◆ Task inputs:

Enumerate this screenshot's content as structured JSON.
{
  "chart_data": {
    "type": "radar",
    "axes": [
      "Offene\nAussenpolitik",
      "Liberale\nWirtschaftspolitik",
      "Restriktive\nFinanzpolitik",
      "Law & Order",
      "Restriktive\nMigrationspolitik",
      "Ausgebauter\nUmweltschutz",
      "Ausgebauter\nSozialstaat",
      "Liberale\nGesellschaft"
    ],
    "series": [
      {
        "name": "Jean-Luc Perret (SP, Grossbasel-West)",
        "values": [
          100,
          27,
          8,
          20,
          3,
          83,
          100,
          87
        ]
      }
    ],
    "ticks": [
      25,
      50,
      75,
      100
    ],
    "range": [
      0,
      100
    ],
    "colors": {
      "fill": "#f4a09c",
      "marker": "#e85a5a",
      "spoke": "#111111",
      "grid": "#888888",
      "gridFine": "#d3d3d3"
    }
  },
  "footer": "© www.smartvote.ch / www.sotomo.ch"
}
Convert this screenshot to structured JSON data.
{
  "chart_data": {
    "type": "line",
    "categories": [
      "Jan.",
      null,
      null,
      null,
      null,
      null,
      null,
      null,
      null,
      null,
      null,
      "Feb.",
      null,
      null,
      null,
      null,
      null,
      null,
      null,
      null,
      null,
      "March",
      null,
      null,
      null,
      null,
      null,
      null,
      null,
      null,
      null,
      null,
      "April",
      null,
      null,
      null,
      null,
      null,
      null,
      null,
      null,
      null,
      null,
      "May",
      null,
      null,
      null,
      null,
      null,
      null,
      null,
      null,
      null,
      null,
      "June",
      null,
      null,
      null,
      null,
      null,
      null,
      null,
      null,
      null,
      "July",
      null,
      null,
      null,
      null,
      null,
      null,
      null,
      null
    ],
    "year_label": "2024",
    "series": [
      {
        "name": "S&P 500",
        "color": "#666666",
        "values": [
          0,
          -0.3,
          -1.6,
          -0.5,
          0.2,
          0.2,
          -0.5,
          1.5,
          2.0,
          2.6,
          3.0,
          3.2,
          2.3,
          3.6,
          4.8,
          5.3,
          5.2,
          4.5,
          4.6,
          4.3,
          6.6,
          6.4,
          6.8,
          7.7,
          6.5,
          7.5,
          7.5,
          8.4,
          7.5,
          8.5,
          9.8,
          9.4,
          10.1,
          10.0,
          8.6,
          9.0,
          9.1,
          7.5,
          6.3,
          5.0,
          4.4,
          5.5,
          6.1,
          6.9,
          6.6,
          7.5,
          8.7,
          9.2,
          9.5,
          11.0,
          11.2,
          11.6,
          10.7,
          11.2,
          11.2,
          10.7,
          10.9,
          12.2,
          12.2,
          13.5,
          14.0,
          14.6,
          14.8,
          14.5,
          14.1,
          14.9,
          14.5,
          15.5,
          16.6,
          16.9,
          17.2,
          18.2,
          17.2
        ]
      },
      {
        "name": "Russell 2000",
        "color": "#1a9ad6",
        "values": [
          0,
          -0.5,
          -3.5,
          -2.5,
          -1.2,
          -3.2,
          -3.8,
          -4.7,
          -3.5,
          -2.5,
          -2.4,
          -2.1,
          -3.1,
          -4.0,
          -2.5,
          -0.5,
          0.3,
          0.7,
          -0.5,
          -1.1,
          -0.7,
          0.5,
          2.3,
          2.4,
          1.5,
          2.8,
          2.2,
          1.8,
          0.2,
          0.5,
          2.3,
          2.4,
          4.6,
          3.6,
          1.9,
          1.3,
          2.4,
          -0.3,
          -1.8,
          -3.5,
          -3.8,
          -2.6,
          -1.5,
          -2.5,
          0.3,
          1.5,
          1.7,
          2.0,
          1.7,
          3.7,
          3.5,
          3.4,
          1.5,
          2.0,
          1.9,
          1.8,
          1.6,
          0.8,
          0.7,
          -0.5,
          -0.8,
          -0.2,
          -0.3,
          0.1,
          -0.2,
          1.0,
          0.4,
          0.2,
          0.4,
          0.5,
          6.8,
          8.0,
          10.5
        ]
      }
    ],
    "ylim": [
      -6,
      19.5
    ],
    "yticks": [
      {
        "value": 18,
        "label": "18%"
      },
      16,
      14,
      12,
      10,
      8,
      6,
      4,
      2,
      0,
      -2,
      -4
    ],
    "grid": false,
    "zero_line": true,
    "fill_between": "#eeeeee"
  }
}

◆ Task to complete:
The records above must be repeated exactly, every one of them.

◆ Result:
Enumerate this screenshot's content as structured JSON.
{
  "chart_data": {
    "type": "radar",
    "axes": [
      "Offene\nAussenpolitik",
      "Liberale\nWirtschaftspolitik",
      "Restriktive\nFinanzpolitik",
      "Law & Order",
      "Restriktive\nMigrationspolitik",
      "Ausgebauter\nUmweltschutz",
      "Ausgebauter\nSozialstaat",
      "Liberale\nGesellschaft"
    ],
    "series": [
      {
        "name": "Jean-Luc Perret (SP, Grossbasel-West)",
        "values": [
          100,
          27,
          8,
          20,
          3,
          83,
          100,
          87
        ]
      }
    ],
    "ticks": [
      25,
      50,
      75,
      100
    ],
    "range": [
      0,
      100
    ],
    "colors": {
      "fill": "#f4a09c",
      "marker": "#e85a5a",
      "spoke": "#111111",
      "grid": "#888888",
      "gridFine": "#d3d3d3"
    }
  },
  "footer": "© www.smartvote.ch / www.sotomo.ch"
}
Convert this screenshot to structured JSON data.
{
  "chart_data": {
    "type": "line",
    "categories": [
      "Jan.",
      null,
      null,
      null,
      null,
      null,
      null,
      null,
      null,
      null,
      null,
      "Feb.",
      null,
      null,
      null,
      null,
      null,
      null,
      null,
      null,
      null,
      "March",
      null,
      null,
      null,
      null,
      null,
      null,
      null,
      null,
      null,
      null,
      "April",
      null,
      null,
      null,
      null,
      null,
      null,
      null,
      null,
      null,
      null,
      "May",
      null,
      null,
      null,
      null,
      null,
      null,
      null,
      null,
      null,
      null,
      "June",
      null,
      null,
      null,
      null,
      null,
      null,
      null,
      null,
      null,
      "July",
      null,
      null,
      null,
      null,
      null,
      null,
      null,
      null
    ],
    "year_label": "2024",
    "series": [
      {
        "name": "S&P 500",
        "color": "#666666",
        "values": [
          0,
          -0.3,
          -1.6,
          -0.5,
          0.2,
          0.2,
          -0.5,
          1.5,
          2.0,
          2.6,
          3.0,
          3.2,
          2.3,
          3.6,
          4.8,
          5.3,
          5.2,
          4.5,
          4.6,
          4.3,
          6.6,
          6.4,
          6.8,
          7.7,
          6.5,
          7.5,
          7.5,
          8.4,
          7.5,
          8.5,
          9.8,
          9.4,
          10.1,
          10.0,
          8.6,
          9.0,
          9.1,
          7.5,
          6.3,
          5.0,
          4.4,
          5.5,
          6.1,
          6.9,
          6.6,
          7.5,
          8.7,
          9.2,
          9.5,
          11.0,
          11.2,
          11.6,
          10.7,
          11.2,
          11.2,
          10.7,
          10.9,
          12.2,
          12.2,
          13.5,
          14.0,
          14.6,
          14.8,
          14.5,
          14.1,
          14.9,
          14.5,
          15.5,
          16.6,
          16.9,
          17.2,
          18.2,
          17.2
        ]
      },
      {
        "name": "Russell 2000",
        "color": "#1a9ad6",
        "values": [
          0,
          -0.5,
          -3.5,
          -2.5,
          -1.2,
          -3.2,
          -3.8,
          -4.7,
          -3.5,
          -2.5,
          -2.4,
          -2.1,
          -3.1,
          -4.0,
          -2.5,
          -0.5,
          0.3,
          0.7,
          -0.5,
          -1.1,
          -0.7,
          0.5,
          2.3,
          2.4,
          1.5,
          2.8,
          2.2,
          1.8,
          0.2,
          0.5,
          2.3,
          2.4,
          4.6,
          3.6,
          1.9,
          1.3,
          2.4,
          -0.3,
          -1.8,
          -3.5,
          -3.8,
          -2.6,
          -1.5,
          -2.5,
          0.3,
          1.5,
          1.7,
          2.0,
          1.7,
          3.7,
          3.5,
          3.4,
          1.5,
          2.0,
          1.9,
          1.8,
          1.6,
          0.8,
          0.7,
          -0.5,
          -0.8,
          -0.2,
          -0.3,
          0.1,
          -0.2,
          1.0,
          0.4,
          0.2,
          0.4,
          0.5,
          6.8,
          8.0,
          10.5
        ]
      }
    ],
    "ylim": [
      -6,
      19.5
    ],
    "yticks": [
      {
        "value": 18,
        "label": "18%"
      },
      16,
      14,
      12,
      10,
      8,
      6,
      4,
      2,
      0,
      -2,
      -4
    ],
    "grid": false,
    "zero_line": true,
    "fill_between": "#eeeeee"
  }
}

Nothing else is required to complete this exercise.